● WORK INSTRUCTIONS:
1. List every extra that the usage guide passes to uv sync with the --extra flag.
2. According to the usage guide, what kind of file drives every training run?
3. Please carry on the usage guide from the point where it stops.

● TEXT TO READ:
---*---
Skip to content

Latest commit

 

History

History
444 lines (340 loc) · 9.97 KB

File metadata and controls

444 lines (340 loc) · 9.97 KB

Usage Guide

Installation

# Core (config, data loading, CLI)
uv sync

# With training dependencies (Unsloth, PyTorch, etc.)
uv sync --extra training

# With HuggingFace Hub push support
uv sync --extra hub

# Development (tests, linting)
uv sync --extra dev

Quick Start

# Train a model using a task config
forge train tasks/vulnllm.yaml

# Override parameters from CLI
forge train tasks/vulnllm.yaml --model unsloth/Qwen3-32B-bnb-4bit --epochs 5

# Merge LoRA adapter into base model
forge merge-lora output/vulnllm-detection/lora/

Task Configuration

Every training run is driven by a YAML config file. A config defines what data to use, how to prompt the model, and training hyperparameters.
---*---
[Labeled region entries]
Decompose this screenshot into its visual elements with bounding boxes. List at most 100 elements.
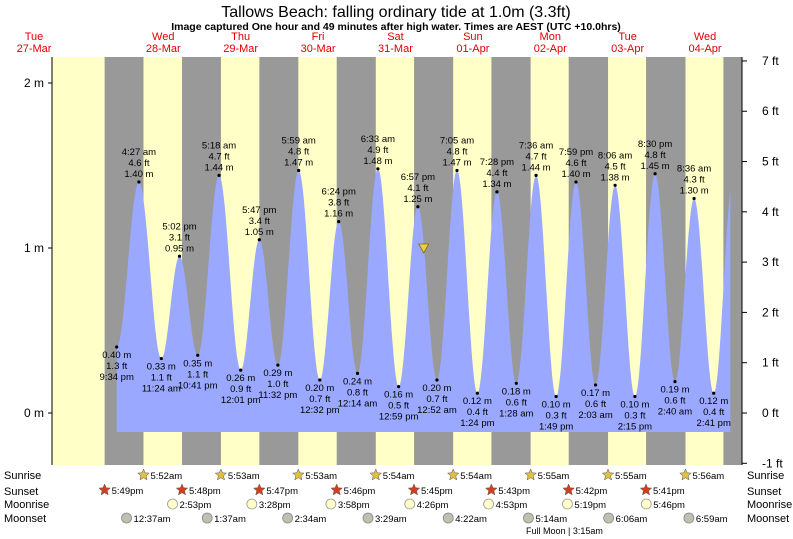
tide-ft-label: 0.3 ft [546, 411, 567, 422]
tide-ft-label: 0.3 ft [624, 411, 645, 422]
tide-m-label: 0.20 m [305, 383, 334, 394]
right-tick-label: 1 ft [762, 356, 779, 370]
moonset-time: 3:29am [375, 514, 407, 525]
tide-m-label: 1.45 m [641, 161, 670, 172]
moonset-row-label-left: Moonset [4, 513, 46, 525]
tide-point [276, 363, 280, 367]
day-of-week-label: Thu [231, 31, 250, 43]
day-of-week-label: Tue [618, 31, 637, 43]
day-of-week-label: Fri [312, 31, 325, 43]
tide-point [257, 238, 261, 242]
chart-header: Tallows Beach: falling ordinary tide at … [171, 4, 621, 33]
moonset-icon [121, 512, 132, 524]
sunset-star-icon [562, 483, 576, 496]
tide-time-label: 2:41 pm [697, 418, 731, 429]
tide-m-label: 1.25 m [403, 194, 432, 205]
day-of-week-label: Tue [25, 31, 44, 43]
tide-point [673, 380, 677, 384]
tide-point [613, 183, 617, 187]
moonrise-icon [562, 498, 573, 510]
sunrise-star-icon [137, 468, 150, 481]
sunset-time: 5:43pm [498, 486, 530, 497]
tide-time-label: 7:59 pm [559, 147, 593, 158]
tide-time-label: 6:33 am [361, 134, 395, 145]
tide-point [115, 345, 119, 349]
tide-m-label: 0.33 m [147, 362, 176, 373]
sunrise-time: 5:55am [538, 471, 570, 482]
tide-point [574, 180, 578, 184]
tide-point [297, 168, 301, 173]
astronomy-rows: Sunrise Sunset Moonrise Moonset Sunrise … [4, 470, 792, 536]
sunset-star-icon [484, 483, 498, 496]
date-label: 28-Mar [146, 43, 181, 55]
tide-area-layer [116, 168, 731, 433]
tide-time-label: 5:02 pm [162, 221, 196, 232]
tide-m-label: 0.17 m [581, 388, 610, 399]
tide-m-label: 1.30 m [680, 186, 709, 197]
tide-time-label: 5:59 am [281, 135, 315, 146]
moonrise-icon [404, 498, 416, 510]
axes-layer: 0 m 1 m 2 m -1 ft 0 ft 1 ft 2 ft 3 ft 4 ft 5 ft 6 … [24, 54, 783, 470]
tide-ft-label: 4.8 ft [645, 150, 666, 161]
sunset-star-icon [98, 483, 111, 496]
tide-m-label: 0.95 m [165, 243, 194, 254]
tide-point [514, 381, 518, 385]
tide-m-label: 1.48 m [363, 156, 392, 167]
tide-ft-label: 1.0 ft [267, 379, 288, 390]
tide-m-label: 0.20 m [422, 383, 451, 394]
tide-point [435, 378, 439, 382]
tide-ft-label: 4.8 ft [288, 146, 309, 157]
tide-ft-label: 4.1 ft [407, 183, 428, 194]
tide-ft-label: 4.9 ft [367, 145, 388, 156]
sunset-row-label-right: Sunset [747, 486, 781, 498]
sunrise-time: 5:56am [692, 471, 724, 482]
date-label: 04-Apr [689, 43, 722, 55]
tide-ft-label: 1.1 ft [187, 369, 208, 380]
moonset-time: 1:37am [214, 514, 246, 525]
tide-m-label: 1.44 m [522, 162, 551, 173]
day-of-week-label: Wed [152, 31, 174, 43]
tide-m-label: 0.35 m [183, 358, 212, 369]
moonrise-icon [167, 498, 178, 510]
day-of-week-label: Mon [540, 31, 561, 43]
left-tick-label: 0 m [24, 406, 44, 420]
tide-time-label: 12:59 pm [379, 412, 419, 423]
sunrise-row-label-right: Sunrise [747, 470, 784, 482]
day-of-week-label: Sun [463, 31, 483, 43]
tide-time-label: 12:01 pm [221, 395, 261, 406]
moon-phase-note: Full Moon | 3:15am [526, 526, 603, 536]
moonrise-row-label-left: Moonrise [4, 499, 49, 511]
moonset-icon [603, 512, 615, 524]
moonset-time: 12:37am [134, 514, 171, 525]
tide-time-label: 1:28 am [499, 408, 533, 419]
tide-point [177, 254, 182, 258]
sunset-time: 5:41pm [653, 486, 685, 497]
tide-point [455, 168, 459, 173]
tide-ft-label: 4.7 ft [208, 151, 229, 162]
tide-point [196, 353, 200, 357]
date-label: 31-Mar [378, 43, 413, 55]
tide-time-label: 12:52 am [417, 405, 457, 416]
sunset-time: 5:46pm [344, 486, 376, 497]
moonrise-icon [640, 498, 652, 510]
moonrise-time: 3:28pm [259, 500, 291, 511]
tide-m-label: 0.40 m [102, 350, 131, 361]
date-label: 03-Apr [611, 43, 644, 55]
right-tick-label: 5 ft [762, 155, 779, 169]
sunrise-star-icon [446, 468, 460, 481]
tide-point [217, 173, 221, 177]
tide-point [554, 394, 558, 399]
tide-ft-label: 0.6 ft [664, 396, 685, 407]
tide-m-label: 0.12 m [699, 396, 728, 407]
date-label: 29-Mar [223, 43, 258, 55]
tide-time-label: 5:47 pm [242, 205, 276, 216]
tide-point [355, 371, 360, 375]
tide-m-label: 0.10 m [620, 400, 649, 411]
tide-ft-label: 4.6 ft [565, 158, 586, 169]
tide-time-label: 7:28 pm [480, 157, 514, 168]
moonrise-icon [246, 498, 258, 510]
tide-time-label: 12:32 pm [300, 405, 340, 416]
sunrise-time: 5:54am [460, 471, 492, 482]
day-of-week-label: Wed [694, 31, 716, 43]
tide-ft-label: 0.5 ft [388, 401, 409, 412]
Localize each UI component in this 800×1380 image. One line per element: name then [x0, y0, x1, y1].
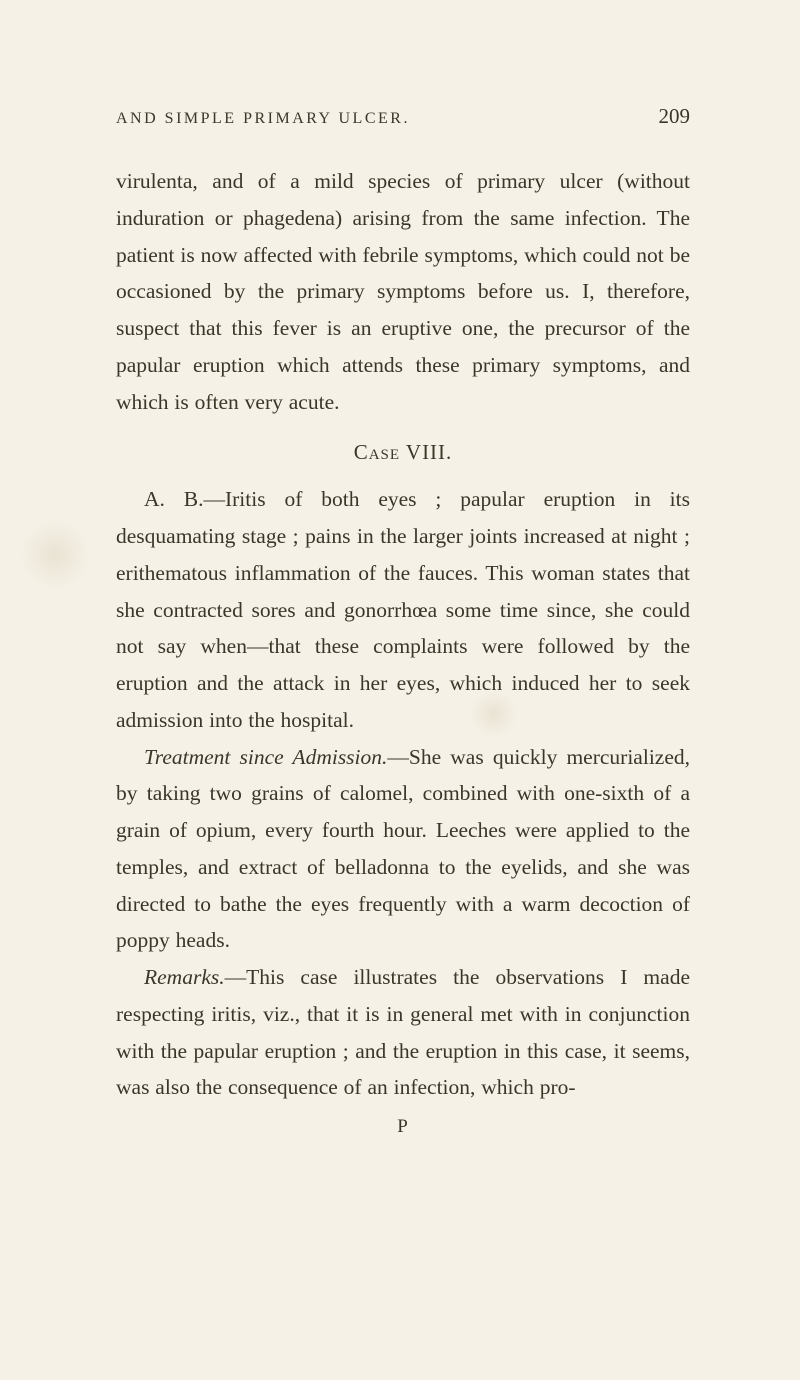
- running-title: AND SIMPLE PRIMARY ULCER.: [116, 110, 410, 128]
- page-number: 209: [659, 104, 691, 129]
- signature-mark: P: [116, 1116, 690, 1138]
- case-heading-text: Case VIII.: [354, 440, 453, 464]
- body-paragraph: virulenta, and of a mild species of prim…: [116, 163, 690, 420]
- page-text-block: AND SIMPLE PRIMARY ULCER. 209 virulenta,…: [116, 104, 690, 1138]
- body-paragraph: Remarks.—This case illustrates the obser…: [116, 959, 690, 1106]
- paragraph-lead-italic: Remarks.: [144, 965, 225, 989]
- paragraph-text: —She was quickly mercurialized, by takin…: [116, 745, 690, 953]
- body-paragraph: Treatment since Admission.—She was quick…: [116, 739, 690, 960]
- running-head: AND SIMPLE PRIMARY ULCER. 209: [116, 104, 690, 129]
- case-heading: Case VIII.: [116, 440, 690, 465]
- body-paragraph: A. B.—Iritis of both eyes ; papular erup…: [116, 481, 690, 738]
- paper-stain: [20, 520, 90, 590]
- paragraph-lead-italic: Treatment since Admission.: [144, 745, 387, 769]
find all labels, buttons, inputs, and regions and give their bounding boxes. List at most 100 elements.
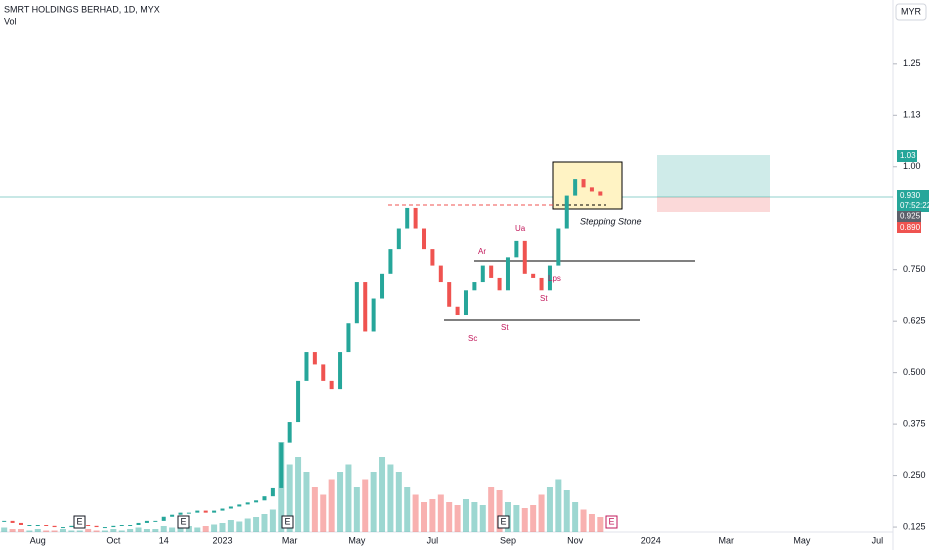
volume-bar	[127, 529, 134, 532]
volume-bar	[555, 479, 562, 532]
highlight-box	[552, 161, 623, 210]
volume-bar	[597, 517, 604, 532]
x-tick-label: 2023	[212, 535, 232, 545]
candle	[422, 228, 427, 250]
candle	[10, 520, 15, 523]
chart-title: SMRT HOLDINGS BERHAD, 1D, MYX	[4, 4, 160, 14]
event: E	[76, 516, 82, 526]
candle	[338, 352, 343, 390]
volume-bar	[1, 527, 8, 532]
candle	[329, 380, 334, 390]
y-tick-label: 1.00	[903, 161, 921, 171]
volume-bar	[26, 530, 33, 532]
price-tag	[897, 222, 921, 233]
volume-bar	[110, 529, 117, 532]
annotation: Lps	[548, 274, 561, 283]
volume-bar	[429, 499, 436, 532]
volume-bar	[295, 457, 302, 532]
candle	[279, 442, 284, 488]
candle	[128, 525, 133, 526]
price-tag-label: 0.925	[900, 212, 921, 221]
candle	[321, 364, 326, 381]
volume-bar	[303, 472, 310, 532]
candle	[573, 179, 578, 196]
volume-bar	[311, 487, 318, 532]
x-tick-label: Aug	[30, 535, 46, 545]
annotation: Sc	[468, 334, 477, 343]
volume-bar	[51, 530, 58, 532]
y-tick-label: 0.250	[903, 470, 926, 480]
y-tick-label: 0.375	[903, 418, 926, 428]
event: E	[500, 516, 506, 526]
event: E	[284, 516, 290, 526]
volume-bar	[253, 517, 260, 532]
x-tick-label: Sep	[500, 535, 516, 545]
candle	[505, 257, 510, 291]
candle	[380, 273, 385, 299]
annotation: St	[501, 323, 509, 332]
volume-bar	[236, 521, 243, 532]
candle	[354, 282, 359, 324]
candle	[35, 525, 40, 526]
volume-bar	[421, 502, 428, 532]
price-tag-label: 0.890	[900, 223, 921, 232]
volume-bar	[437, 494, 444, 532]
candle	[60, 527, 65, 529]
event-box[interactable]	[605, 515, 618, 529]
annotation: Ua	[515, 224, 526, 233]
annotation: Stepping Stone	[580, 216, 642, 226]
volume-bar	[353, 487, 360, 532]
volume-bar	[68, 530, 75, 532]
event-box[interactable]	[497, 515, 510, 529]
volume-label: Vol	[4, 16, 17, 26]
candle	[144, 520, 149, 523]
currency-box[interactable]	[895, 3, 927, 21]
event-box[interactable]	[73, 515, 86, 529]
event-box[interactable]	[177, 515, 190, 529]
candle	[161, 516, 166, 521]
x-tick-label: Mar	[282, 535, 298, 545]
volume-bar	[135, 527, 142, 532]
candle	[497, 277, 502, 291]
x-tick-label: Nov	[567, 535, 584, 545]
volume-bar	[185, 526, 192, 532]
candle	[94, 525, 99, 528]
candle	[287, 422, 292, 443]
annotation: St	[540, 294, 548, 303]
candle	[489, 265, 494, 278]
candle	[52, 525, 57, 528]
event-box[interactable]	[281, 515, 294, 529]
candle	[136, 522, 141, 525]
volume-bar	[588, 514, 595, 532]
candle	[564, 195, 569, 229]
candle	[581, 179, 586, 188]
volume-bar	[563, 490, 570, 532]
price-tag	[897, 190, 929, 212]
candle	[212, 510, 217, 513]
stop-zone	[657, 197, 770, 212]
candle	[178, 512, 183, 515]
volume-bar	[412, 494, 419, 532]
volume-bar	[261, 514, 268, 532]
volume-bar	[17, 529, 24, 532]
candle	[304, 352, 309, 381]
candle	[346, 323, 351, 353]
x-tick-label: 2024	[641, 535, 661, 545]
candle	[480, 265, 485, 283]
x-tick-label: Jul	[427, 535, 439, 545]
candle	[589, 187, 594, 192]
volume-bar	[286, 464, 293, 532]
volume-bar	[479, 505, 486, 532]
volume-bar	[143, 529, 150, 532]
x-tick-label: May	[348, 535, 366, 545]
x-tick-label: 14	[159, 535, 169, 545]
volume-bar	[546, 487, 553, 532]
candle	[262, 496, 267, 501]
volume-bar	[9, 529, 16, 532]
candle	[396, 228, 401, 250]
volume-bar	[379, 457, 386, 532]
volume-bar	[85, 529, 92, 532]
volume-bar	[538, 494, 545, 532]
target-zone	[657, 155, 770, 197]
volume-bar	[93, 530, 100, 532]
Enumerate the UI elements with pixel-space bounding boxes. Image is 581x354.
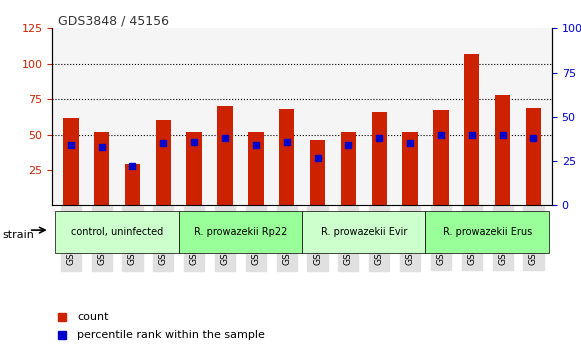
---*---
● EXERCISE RESPONSES:
1. training, hub, dev

2. A YAML config file.

3.
Minimal Config

task:
  name: my-task
  type: classification # classification | generation

data:
  source: my-org/my-dataset # HuggingFace dataset ID or local path
  target_column: label

Full Config Reference

task:
  name: vulnllm-detection
  type: classification

data:
  format: hf_dataset # hf_dataset | parquet | jsonl | csv
  source: UCSB-SURFI/VulnLLM-R-Train-Data
  eval_source: UCSB-SURFI/VulnLLM-R-Test-Data  # separate eval dataset (optional)
  eval_split: function_level  # HF split for eval dataset (optional)
  input_columns: # columns used in prompt template
    - code
    - language
  target_column: target # column with labels
  labels: # map raw values -> human-readable labels
    "0": not_vulnerable
    "1": vulnerable
  split: function_level # HF dataset split name
  split_column: split # column to filter by (after loading)
  test_size: 0.1 # fraction for eval set (0 < x < 1)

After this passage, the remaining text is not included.